__JOB__: Gather up the lines with the word "open" in them.

__WORKING DATA__:
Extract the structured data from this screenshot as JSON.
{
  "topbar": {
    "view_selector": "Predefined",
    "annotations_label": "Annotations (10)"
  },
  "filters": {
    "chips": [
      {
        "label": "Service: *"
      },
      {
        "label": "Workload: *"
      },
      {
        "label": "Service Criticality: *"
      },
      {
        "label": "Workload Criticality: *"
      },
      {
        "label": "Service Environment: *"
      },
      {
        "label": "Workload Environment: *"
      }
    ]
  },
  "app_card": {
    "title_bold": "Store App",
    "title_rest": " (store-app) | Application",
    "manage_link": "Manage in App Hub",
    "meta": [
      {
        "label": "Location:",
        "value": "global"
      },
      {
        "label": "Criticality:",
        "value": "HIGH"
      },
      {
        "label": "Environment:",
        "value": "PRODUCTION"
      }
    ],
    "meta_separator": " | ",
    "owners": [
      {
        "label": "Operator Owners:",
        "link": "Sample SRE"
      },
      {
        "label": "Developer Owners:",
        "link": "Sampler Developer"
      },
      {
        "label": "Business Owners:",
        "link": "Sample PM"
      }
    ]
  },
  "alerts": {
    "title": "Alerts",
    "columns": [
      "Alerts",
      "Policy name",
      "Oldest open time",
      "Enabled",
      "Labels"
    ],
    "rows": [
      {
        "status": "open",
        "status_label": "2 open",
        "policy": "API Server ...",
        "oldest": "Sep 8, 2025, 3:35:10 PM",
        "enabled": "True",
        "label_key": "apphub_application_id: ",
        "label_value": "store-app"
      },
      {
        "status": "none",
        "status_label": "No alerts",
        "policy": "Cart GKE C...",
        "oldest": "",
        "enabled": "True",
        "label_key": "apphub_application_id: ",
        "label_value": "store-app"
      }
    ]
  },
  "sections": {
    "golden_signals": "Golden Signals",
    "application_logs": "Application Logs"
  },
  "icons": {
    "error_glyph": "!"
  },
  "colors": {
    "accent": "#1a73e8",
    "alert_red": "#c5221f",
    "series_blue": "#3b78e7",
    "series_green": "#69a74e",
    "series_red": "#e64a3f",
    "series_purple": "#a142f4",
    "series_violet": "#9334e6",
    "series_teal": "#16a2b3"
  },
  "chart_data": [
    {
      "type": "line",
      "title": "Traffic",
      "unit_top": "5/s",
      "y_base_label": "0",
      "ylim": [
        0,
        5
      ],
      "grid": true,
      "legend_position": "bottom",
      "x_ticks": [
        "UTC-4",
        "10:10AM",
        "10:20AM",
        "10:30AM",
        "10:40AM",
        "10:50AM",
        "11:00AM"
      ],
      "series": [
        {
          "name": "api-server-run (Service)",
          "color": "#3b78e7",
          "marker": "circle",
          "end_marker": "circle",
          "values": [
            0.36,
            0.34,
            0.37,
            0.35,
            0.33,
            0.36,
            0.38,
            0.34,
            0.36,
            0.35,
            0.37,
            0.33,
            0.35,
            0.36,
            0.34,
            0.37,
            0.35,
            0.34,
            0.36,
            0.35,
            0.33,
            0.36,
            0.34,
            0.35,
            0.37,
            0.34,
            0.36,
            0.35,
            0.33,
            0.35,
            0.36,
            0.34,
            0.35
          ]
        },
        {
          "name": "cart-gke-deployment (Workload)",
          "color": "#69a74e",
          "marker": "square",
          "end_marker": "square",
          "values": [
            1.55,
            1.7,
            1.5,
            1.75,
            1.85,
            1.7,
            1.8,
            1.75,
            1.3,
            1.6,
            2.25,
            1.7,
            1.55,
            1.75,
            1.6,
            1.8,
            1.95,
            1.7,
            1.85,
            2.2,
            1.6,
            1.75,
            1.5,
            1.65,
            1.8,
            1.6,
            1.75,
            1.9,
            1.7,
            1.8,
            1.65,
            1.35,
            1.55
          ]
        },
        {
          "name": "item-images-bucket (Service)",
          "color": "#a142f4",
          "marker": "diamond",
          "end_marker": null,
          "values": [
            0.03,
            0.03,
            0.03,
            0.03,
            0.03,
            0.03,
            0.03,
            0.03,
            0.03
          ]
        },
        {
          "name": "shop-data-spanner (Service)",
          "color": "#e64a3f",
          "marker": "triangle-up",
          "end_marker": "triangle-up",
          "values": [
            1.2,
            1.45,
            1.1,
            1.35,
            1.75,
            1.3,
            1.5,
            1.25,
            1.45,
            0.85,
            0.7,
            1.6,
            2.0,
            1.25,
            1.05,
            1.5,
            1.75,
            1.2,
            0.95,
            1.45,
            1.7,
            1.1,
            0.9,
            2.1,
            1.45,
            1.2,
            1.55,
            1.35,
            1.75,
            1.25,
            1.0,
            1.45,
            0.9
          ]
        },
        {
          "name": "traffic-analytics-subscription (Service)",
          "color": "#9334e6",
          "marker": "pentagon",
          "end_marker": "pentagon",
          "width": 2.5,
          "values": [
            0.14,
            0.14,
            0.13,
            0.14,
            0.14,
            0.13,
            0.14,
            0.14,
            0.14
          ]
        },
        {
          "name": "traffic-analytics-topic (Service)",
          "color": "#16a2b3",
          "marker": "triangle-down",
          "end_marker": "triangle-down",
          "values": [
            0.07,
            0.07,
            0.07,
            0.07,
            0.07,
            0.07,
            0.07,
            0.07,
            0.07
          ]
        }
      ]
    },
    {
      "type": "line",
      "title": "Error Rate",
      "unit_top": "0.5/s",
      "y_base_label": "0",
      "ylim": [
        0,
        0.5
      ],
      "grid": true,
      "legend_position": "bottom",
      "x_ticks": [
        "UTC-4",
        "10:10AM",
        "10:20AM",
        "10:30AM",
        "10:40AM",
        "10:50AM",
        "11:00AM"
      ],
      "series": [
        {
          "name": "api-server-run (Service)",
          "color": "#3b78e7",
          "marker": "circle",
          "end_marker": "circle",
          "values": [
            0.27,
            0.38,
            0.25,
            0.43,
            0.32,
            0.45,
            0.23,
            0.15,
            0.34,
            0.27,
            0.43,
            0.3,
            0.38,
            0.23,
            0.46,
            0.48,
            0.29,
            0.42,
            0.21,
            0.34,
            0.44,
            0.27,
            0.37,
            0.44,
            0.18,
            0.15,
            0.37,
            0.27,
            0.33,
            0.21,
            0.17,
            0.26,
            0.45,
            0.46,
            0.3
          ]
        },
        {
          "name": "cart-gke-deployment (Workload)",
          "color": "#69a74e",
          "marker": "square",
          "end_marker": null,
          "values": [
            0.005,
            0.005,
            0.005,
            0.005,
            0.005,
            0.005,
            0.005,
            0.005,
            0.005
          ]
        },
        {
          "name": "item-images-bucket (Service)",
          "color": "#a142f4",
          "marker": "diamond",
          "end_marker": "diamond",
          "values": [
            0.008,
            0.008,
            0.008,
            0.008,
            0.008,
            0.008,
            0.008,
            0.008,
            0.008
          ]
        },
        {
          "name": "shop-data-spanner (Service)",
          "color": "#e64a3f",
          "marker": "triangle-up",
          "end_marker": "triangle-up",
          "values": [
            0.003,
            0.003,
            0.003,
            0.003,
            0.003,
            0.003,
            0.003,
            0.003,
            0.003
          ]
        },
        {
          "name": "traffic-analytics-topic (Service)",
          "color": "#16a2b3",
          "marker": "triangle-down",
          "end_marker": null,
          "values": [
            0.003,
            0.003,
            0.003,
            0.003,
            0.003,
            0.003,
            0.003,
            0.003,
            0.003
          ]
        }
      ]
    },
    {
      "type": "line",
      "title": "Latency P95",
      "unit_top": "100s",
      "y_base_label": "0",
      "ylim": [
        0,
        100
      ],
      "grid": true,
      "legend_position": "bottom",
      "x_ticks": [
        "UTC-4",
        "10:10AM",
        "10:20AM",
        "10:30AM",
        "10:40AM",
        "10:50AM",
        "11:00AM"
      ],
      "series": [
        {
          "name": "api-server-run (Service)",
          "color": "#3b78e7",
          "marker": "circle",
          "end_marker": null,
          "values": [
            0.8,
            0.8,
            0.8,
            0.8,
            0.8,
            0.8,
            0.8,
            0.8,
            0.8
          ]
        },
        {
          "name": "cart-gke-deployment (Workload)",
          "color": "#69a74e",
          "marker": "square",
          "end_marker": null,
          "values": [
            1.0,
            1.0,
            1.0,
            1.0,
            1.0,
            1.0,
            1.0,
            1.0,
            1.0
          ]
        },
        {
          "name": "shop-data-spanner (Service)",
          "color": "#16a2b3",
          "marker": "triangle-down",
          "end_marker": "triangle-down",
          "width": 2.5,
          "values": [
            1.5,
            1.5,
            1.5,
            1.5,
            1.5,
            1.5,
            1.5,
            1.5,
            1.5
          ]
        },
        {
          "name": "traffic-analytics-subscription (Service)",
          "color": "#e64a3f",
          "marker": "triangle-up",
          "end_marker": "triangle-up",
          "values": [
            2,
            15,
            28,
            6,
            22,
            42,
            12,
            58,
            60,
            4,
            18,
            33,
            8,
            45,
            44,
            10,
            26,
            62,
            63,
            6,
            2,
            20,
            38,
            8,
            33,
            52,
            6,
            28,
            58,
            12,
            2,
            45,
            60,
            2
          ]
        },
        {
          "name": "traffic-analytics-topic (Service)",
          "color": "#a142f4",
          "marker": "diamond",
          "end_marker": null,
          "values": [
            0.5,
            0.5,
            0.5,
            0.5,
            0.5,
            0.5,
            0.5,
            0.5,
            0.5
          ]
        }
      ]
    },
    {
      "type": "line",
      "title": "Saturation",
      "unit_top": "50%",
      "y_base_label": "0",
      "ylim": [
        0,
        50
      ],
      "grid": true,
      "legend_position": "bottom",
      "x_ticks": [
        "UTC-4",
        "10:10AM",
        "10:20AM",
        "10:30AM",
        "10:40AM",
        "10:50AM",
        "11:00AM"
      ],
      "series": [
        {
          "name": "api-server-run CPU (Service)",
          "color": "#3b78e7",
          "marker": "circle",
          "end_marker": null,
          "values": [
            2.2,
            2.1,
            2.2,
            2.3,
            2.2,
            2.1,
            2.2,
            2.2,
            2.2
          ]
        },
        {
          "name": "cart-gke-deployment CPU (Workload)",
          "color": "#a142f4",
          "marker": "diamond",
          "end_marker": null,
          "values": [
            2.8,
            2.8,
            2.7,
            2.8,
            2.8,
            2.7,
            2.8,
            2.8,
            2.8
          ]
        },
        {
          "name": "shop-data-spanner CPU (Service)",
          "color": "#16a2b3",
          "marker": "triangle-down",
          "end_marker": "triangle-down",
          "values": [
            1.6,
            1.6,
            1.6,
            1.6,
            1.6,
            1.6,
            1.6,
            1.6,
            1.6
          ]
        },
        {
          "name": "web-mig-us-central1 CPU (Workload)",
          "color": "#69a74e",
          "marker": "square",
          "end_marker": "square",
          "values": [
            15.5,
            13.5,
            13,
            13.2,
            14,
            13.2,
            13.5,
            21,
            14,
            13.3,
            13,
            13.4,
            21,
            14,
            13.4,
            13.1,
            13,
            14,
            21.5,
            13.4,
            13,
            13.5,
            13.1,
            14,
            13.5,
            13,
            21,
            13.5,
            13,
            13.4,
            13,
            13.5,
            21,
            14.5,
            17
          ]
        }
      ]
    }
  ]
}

__OUTPUT OF THE EXERCISE__:
      "Oldest open time",
        "status": "open",
        "status_label": "2 open",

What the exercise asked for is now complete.